INSTRUCTIONS FOR THE TASK:
Copy out all of the material exactly as presented.

● ● ● ● ●

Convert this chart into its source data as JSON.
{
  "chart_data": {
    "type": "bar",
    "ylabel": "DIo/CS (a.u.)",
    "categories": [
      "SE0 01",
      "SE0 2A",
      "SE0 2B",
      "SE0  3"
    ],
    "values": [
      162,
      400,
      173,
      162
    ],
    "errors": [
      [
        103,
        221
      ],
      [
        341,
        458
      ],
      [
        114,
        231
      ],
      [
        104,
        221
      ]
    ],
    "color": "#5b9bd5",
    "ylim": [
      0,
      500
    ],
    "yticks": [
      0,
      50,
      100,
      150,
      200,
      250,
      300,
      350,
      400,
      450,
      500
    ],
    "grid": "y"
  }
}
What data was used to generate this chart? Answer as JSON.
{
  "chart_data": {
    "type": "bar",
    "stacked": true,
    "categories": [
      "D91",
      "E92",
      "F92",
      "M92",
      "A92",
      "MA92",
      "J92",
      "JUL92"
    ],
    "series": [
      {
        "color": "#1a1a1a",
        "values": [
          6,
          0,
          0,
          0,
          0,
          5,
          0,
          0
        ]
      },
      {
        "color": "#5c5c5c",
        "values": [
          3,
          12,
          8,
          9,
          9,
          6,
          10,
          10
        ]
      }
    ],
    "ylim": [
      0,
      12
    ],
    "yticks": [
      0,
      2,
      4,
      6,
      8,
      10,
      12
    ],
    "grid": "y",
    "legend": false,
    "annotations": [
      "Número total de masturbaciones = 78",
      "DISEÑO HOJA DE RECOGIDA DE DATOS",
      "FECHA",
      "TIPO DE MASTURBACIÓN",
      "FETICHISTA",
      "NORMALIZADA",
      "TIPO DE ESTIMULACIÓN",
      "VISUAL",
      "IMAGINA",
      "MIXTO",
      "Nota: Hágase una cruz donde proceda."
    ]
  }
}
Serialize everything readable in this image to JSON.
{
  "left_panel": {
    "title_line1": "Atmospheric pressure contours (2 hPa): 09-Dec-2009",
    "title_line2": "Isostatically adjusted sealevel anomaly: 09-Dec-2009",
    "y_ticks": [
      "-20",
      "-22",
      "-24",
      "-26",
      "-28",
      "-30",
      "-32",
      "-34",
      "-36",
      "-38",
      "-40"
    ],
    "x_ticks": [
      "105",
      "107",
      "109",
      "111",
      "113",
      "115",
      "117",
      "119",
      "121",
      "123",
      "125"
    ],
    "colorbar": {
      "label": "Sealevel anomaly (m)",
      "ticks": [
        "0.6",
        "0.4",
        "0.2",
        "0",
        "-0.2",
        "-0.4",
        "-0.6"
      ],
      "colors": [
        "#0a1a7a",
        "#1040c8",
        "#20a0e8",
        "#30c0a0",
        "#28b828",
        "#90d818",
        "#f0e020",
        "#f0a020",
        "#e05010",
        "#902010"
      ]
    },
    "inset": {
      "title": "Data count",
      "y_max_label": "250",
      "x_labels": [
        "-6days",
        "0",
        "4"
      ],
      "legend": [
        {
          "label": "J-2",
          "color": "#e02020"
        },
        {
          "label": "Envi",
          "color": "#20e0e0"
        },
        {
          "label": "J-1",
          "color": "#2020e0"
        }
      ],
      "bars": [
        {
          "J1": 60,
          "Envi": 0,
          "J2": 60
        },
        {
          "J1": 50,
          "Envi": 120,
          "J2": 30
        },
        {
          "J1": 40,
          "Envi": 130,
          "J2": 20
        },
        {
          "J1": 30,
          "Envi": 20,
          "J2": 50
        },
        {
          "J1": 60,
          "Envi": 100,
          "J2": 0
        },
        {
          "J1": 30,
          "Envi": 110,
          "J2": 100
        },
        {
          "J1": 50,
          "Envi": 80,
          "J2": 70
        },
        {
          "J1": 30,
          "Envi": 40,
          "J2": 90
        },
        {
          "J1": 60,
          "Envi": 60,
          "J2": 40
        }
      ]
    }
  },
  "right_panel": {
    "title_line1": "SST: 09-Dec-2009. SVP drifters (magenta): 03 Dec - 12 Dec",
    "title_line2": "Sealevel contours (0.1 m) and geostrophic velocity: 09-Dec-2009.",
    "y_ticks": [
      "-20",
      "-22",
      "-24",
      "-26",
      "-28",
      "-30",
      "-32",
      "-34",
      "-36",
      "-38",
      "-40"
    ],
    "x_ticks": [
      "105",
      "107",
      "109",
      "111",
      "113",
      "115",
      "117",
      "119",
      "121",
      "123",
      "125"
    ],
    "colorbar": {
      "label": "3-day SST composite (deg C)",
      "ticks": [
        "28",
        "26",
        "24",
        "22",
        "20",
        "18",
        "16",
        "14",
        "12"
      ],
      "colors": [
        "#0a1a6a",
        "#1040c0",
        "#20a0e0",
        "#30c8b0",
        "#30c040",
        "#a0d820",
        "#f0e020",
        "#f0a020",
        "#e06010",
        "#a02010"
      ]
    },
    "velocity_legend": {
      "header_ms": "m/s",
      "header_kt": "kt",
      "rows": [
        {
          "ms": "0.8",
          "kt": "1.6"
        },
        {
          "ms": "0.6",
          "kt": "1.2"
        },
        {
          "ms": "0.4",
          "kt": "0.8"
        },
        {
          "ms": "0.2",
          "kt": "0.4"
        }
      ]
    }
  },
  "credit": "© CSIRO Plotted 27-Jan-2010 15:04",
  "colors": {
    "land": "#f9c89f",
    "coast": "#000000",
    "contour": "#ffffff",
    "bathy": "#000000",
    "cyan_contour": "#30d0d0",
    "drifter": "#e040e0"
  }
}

● ● ● ● ●

EXERCISE ANSWER:
Convert this chart into its source data as JSON.
{
  "chart_data": {
    "type": "bar",
    "ylabel": "DIo/CS (a.u.)",
    "categories": [
      "SE0 01",
      "SE0 2A",
      "SE0 2B",
      "SE0  3"
    ],
    "values": [
      162,
      400,
      173,
      162
    ],
    "errors": [
      [
        103,
        221
      ],
      [
        341,
        458
      ],
      [
        114,
        231
      ],
      [
        104,
        221
      ]
    ],
    "color": "#5b9bd5",
    "ylim": [
      0,
      500
    ],
    "yticks": [
      0,
      50,
      100,
      150,
      200,
      250,
      300,
      350,
      400,
      450,
      500
    ],
    "grid": "y"
  }
}
What data was used to generate this chart? Answer as JSON.
{
  "chart_data": {
    "type": "bar",
    "stacked": true,
    "categories": [
      "D91",
      "E92",
      "F92",
      "M92",
      "A92",
      "MA92",
      "J92",
      "JUL92"
    ],
    "series": [
      {
        "color": "#1a1a1a",
        "values": [
          6,
          0,
          0,
          0,
          0,
          5,
          0,
          0
        ]
      },
      {
        "color": "#5c5c5c",
        "values": [
          3,
          12,
          8,
          9,
          9,
          6,
          10,
          10
        ]
      }
    ],
    "ylim": [
      0,
      12
    ],
    "yticks": [
      0,
      2,
      4,
      6,
      8,
      10,
      12
    ],
    "grid": "y",
    "legend": false,
    "annotations": [
      "Número total de masturbaciones = 78",
      "DISEÑO HOJA DE RECOGIDA DE DATOS",
      "FECHA",
      "TIPO DE MASTURBACIÓN",
      "FETICHISTA",
      "NORMALIZADA",
      "TIPO DE ESTIMULACIÓN",
      "VISUAL",
      "IMAGINA",
      "MIXTO",
      "Nota: Hágase una cruz donde proceda."
    ]
  }
}
Serialize everything readable in this image to JSON.
{
  "left_panel": {
    "title_line1": "Atmospheric pressure contours (2 hPa): 09-Dec-2009",
    "title_line2": "Isostatically adjusted sealevel anomaly: 09-Dec-2009",
    "y_ticks": [
      "-20",
      "-22",
      "-24",
      "-26",
      "-28",
      "-30",
      "-32",
      "-34",
      "-36",
      "-38",
      "-40"
    ],
    "x_ticks": [
      "105",
      "107",
      "109",
      "111",
      "113",
      "115",
      "117",
      "119",
      "121",
      "123",
      "125"
    ],
    "colorbar": {
      "label": "Sealevel anomaly (m)",
      "ticks": [
        "0.6",
        "0.4",
        "0.2",
        "0",
        "-0.2",
        "-0.4",
        "-0.6"
      ],
      "colors": [
        "#0a1a7a",
        "#1040c8",
        "#20a0e8",
        "#30c0a0",
        "#28b828",
        "#90d818",
        "#f0e020",
        "#f0a020",
        "#e05010",
        "#902010"
      ]
    },
    "inset": {
      "title": "Data count",
      "y_max_label": "250",
      "x_labels": [
        "-6days",
        "0",
        "4"
      ],
      "legend": [
        {
          "label": "J-2",
          "color": "#e02020"
        },
        {
          "label": "Envi",
          "color": "#20e0e0"
        },
        {
          "label": "J-1",
          "color": "#2020e0"
        }
      ],
      "bars": [
        {
          "J1": 60,
          "Envi": 0,
          "J2": 60
        },
        {
          "J1": 50,
          "Envi": 120,
          "J2": 30
        },
        {
          "J1": 40,
          "Envi": 130,
          "J2": 20
        },
        {
          "J1": 30,
          "Envi": 20,
          "J2": 50
        },
        {
          "J1": 60,
          "Envi": 100,
          "J2": 0
        },
        {
          "J1": 30,
          "Envi": 110,
          "J2": 100
        },
        {
          "J1": 50,
          "Envi": 80,
          "J2": 70
        },
        {
          "J1": 30,
          "Envi": 40,
          "J2": 90
        },
        {
          "J1": 60,
          "Envi": 60,
          "J2": 40
        }
      ]
    }
  },
  "right_panel": {
    "title_line1": "SST: 09-Dec-2009. SVP drifters (magenta): 03 Dec - 12 Dec",
    "title_line2": "Sealevel contours (0.1 m) and geostrophic velocity: 09-Dec-2009.",
    "y_ticks": [
      "-20",
      "-22",
      "-24",
      "-26",
      "-28",
      "-30",
      "-32",
      "-34",
      "-36",
      "-38",
      "-40"
    ],
    "x_ticks": [
      "105",
      "107",
      "109",
      "111",
      "113",
      "115",
      "117",
      "119",
      "121",
      "123",
      "125"
    ],
    "colorbar": {
      "label": "3-day SST composite (deg C)",
      "ticks": [
        "28",
        "26",
        "24",
        "22",
        "20",
        "18",
        "16",
        "14",
        "12"
      ],
      "colors": [
        "#0a1a6a",
        "#1040c0",
        "#20a0e0",
        "#30c8b0",
        "#30c040",
        "#a0d820",
        "#f0e020",
        "#f0a020",
        "#e06010",
        "#a02010"
      ]
    },
    "velocity_legend": {
      "header_ms": "m/s",
      "header_kt": "kt",
      "rows": [
        {
          "ms": "0.8",
          "kt": "1.6"
        },
        {
          "ms": "0.6",
          "kt": "1.2"
        },
        {
          "ms": "0.4",
          "kt": "0.8"
        },
        {
          "ms": "0.2",
          "kt": "0.4"
        }
      ]
    }
  },
  "credit": "© CSIRO Plotted 27-Jan-2010 15:04",
  "colors": {
    "land": "#f9c89f",
    "coast": "#000000",
    "contour": "#ffffff",
    "bathy": "#000000",
    "cyan_contour": "#30d0d0",
    "drifter": "#e040e0"
  }
}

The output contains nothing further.